Exercise: Every line below should be copied exactly; drop the pictures.

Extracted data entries

BEGIN

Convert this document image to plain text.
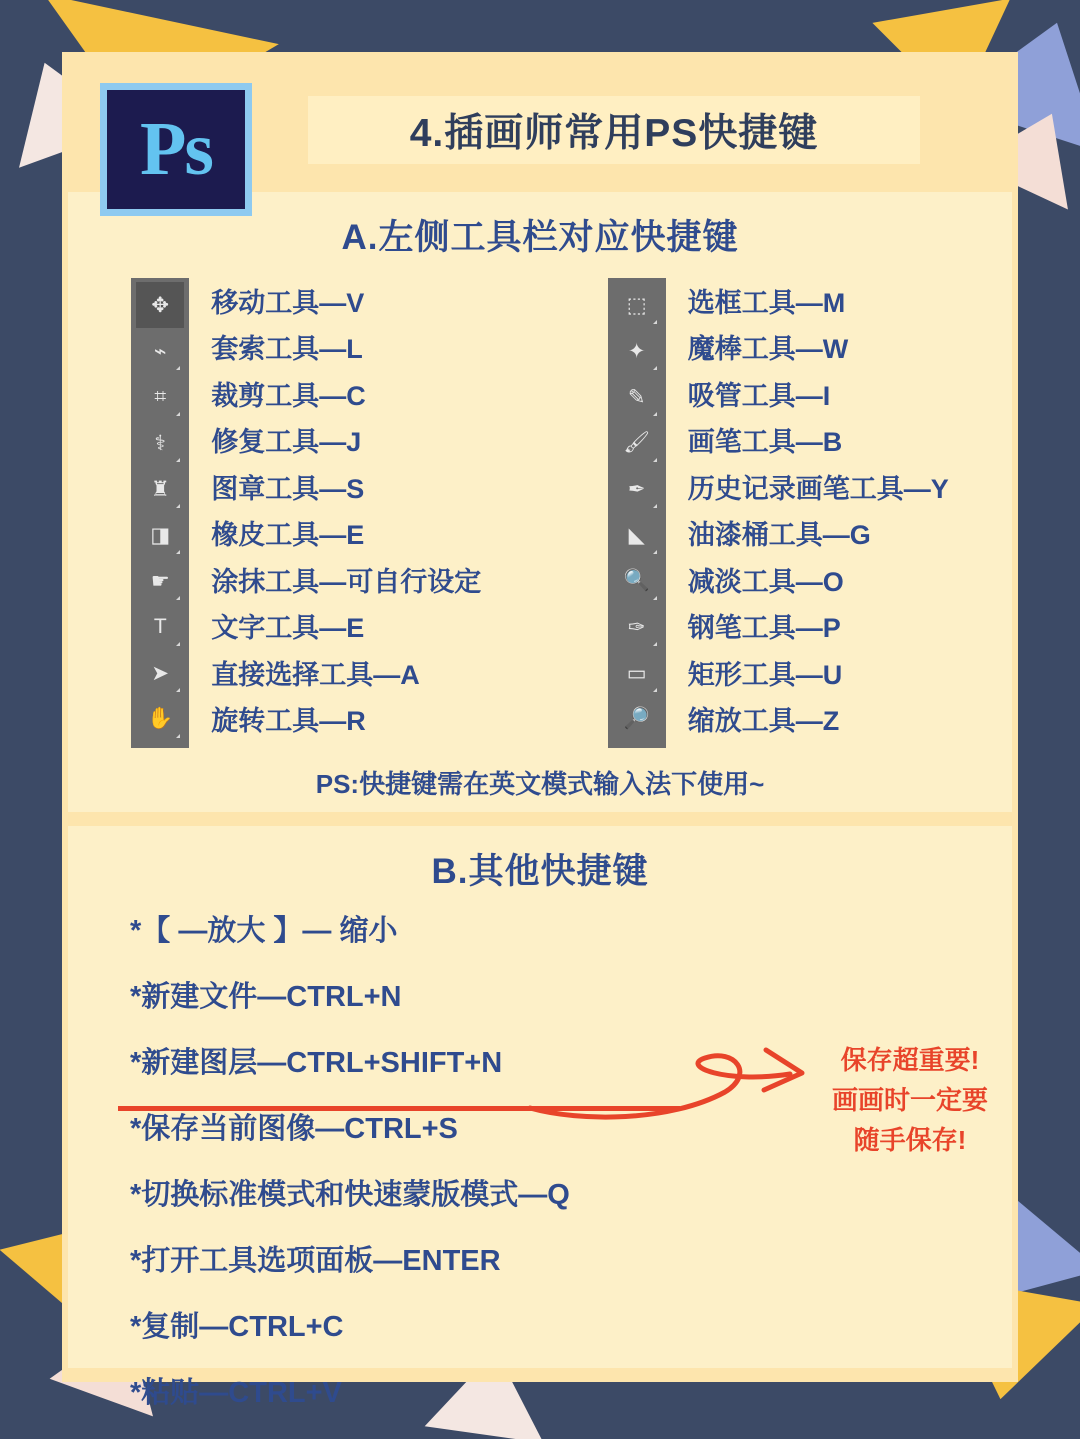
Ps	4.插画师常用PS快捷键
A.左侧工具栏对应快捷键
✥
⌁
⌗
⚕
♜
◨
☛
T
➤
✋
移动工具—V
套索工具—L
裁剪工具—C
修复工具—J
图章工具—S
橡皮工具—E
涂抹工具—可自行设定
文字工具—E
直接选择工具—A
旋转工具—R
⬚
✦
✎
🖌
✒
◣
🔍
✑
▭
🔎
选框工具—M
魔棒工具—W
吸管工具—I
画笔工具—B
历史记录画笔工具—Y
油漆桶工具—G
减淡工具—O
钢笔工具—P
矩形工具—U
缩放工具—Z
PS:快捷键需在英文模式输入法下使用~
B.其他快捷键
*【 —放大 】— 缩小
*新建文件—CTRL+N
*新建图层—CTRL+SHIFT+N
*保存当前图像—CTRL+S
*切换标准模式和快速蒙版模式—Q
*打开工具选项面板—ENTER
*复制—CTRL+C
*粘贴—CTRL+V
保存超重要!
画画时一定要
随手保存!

END

Answer to the task:
Convert this document image to plain text.
Ps	4.插画师常用PS快捷键
A.左侧工具栏对应快捷键
✥
⌁
⌗
⚕
♜
◨
☛
T
➤
✋
移动工具—V
套索工具—L
裁剪工具—C
修复工具—J
图章工具—S
橡皮工具—E
涂抹工具—可自行设定
文字工具—E
直接选择工具—A
旋转工具—R
⬚
✦
✎
🖌
✒
◣
🔍
✑
▭
🔎
选框工具—M
魔棒工具—W
吸管工具—I
画笔工具—B
历史记录画笔工具—Y
油漆桶工具—G
减淡工具—O
钢笔工具—P
矩形工具—U
缩放工具—Z
PS:快捷键需在英文模式输入法下使用~
B.其他快捷键
*【 —放大 】— 缩小
*新建文件—CTRL+N
*新建图层—CTRL+SHIFT+N
*保存当前图像—CTRL+S
*切换标准模式和快速蒙版模式—Q
*打开工具选项面板—ENTER
*复制—CTRL+C
*粘贴—CTRL+V
保存超重要!
画画时一定要
随手保存!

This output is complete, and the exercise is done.